** start **
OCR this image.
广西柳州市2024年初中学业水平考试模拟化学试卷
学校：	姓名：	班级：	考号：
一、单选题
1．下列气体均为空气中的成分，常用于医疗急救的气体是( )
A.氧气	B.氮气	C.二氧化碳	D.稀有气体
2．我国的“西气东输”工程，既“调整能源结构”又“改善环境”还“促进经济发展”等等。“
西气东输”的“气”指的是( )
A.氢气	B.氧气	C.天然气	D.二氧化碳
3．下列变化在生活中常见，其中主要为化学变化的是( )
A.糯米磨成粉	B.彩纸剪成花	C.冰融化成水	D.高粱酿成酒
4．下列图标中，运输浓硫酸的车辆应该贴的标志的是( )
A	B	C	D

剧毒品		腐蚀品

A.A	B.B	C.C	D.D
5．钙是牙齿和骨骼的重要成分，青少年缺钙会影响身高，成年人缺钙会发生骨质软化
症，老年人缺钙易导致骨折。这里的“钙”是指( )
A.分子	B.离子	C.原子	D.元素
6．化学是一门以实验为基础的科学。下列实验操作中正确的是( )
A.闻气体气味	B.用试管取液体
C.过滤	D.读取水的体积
** end **
** start **
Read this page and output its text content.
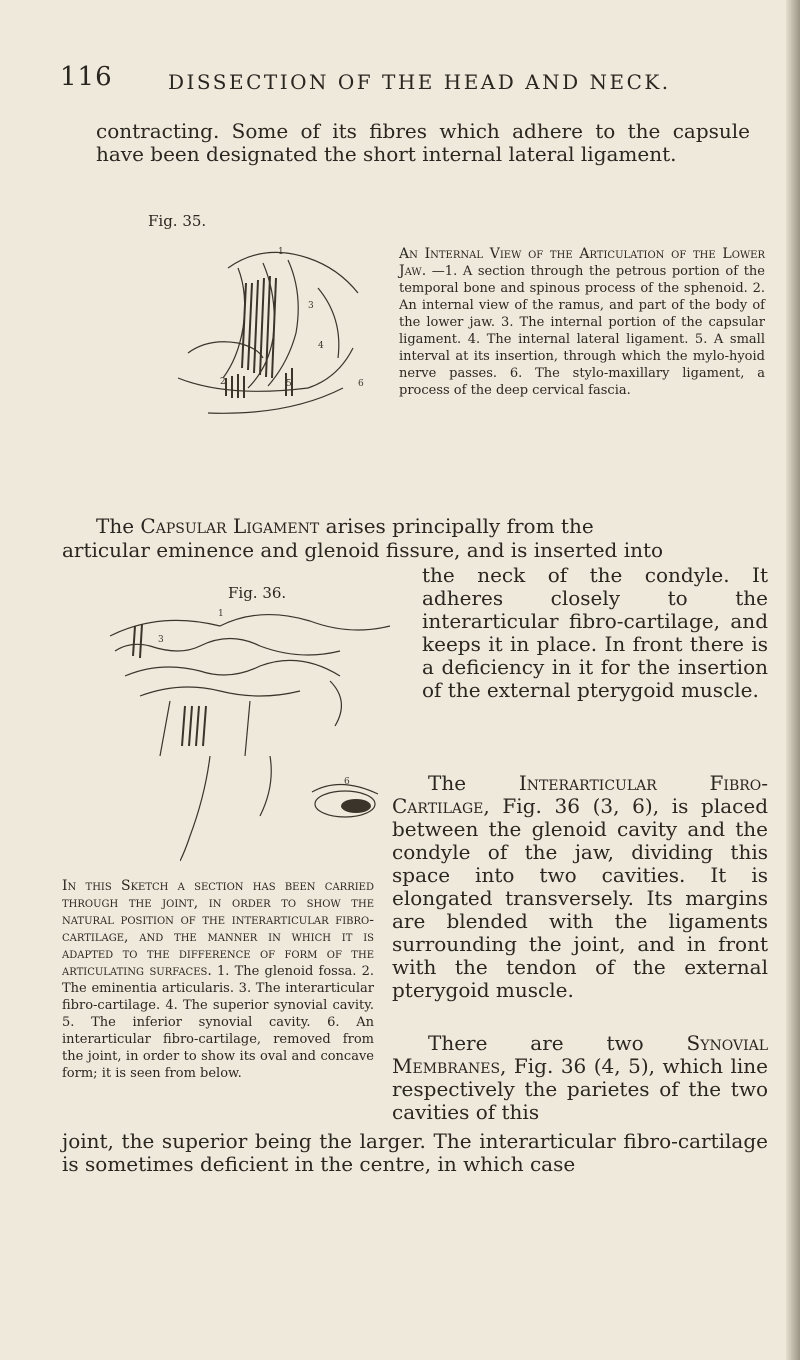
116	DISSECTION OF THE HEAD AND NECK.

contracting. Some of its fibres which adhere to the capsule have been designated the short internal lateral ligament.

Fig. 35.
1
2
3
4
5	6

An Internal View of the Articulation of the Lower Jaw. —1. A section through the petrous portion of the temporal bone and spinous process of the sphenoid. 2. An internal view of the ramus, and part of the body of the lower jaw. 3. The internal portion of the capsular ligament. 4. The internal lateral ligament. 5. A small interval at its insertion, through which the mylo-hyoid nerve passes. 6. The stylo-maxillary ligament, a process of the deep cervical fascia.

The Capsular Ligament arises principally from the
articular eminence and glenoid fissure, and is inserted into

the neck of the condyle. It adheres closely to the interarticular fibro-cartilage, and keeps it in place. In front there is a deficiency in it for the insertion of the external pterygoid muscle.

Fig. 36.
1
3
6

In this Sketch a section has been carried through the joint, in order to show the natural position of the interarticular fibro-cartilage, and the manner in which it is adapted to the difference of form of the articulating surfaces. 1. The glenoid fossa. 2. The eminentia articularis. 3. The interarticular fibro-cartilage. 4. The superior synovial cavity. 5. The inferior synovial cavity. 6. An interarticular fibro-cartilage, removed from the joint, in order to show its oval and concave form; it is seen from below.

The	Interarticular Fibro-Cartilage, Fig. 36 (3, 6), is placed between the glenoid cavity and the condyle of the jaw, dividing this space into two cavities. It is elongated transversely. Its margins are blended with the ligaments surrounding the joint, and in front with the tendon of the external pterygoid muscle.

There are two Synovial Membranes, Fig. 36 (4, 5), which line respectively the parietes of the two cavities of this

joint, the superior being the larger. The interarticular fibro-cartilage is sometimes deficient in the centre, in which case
** end **
Report how many lines of the data hold the string "this"; give only the number.

> [ANSWER TO THE TASK]:
5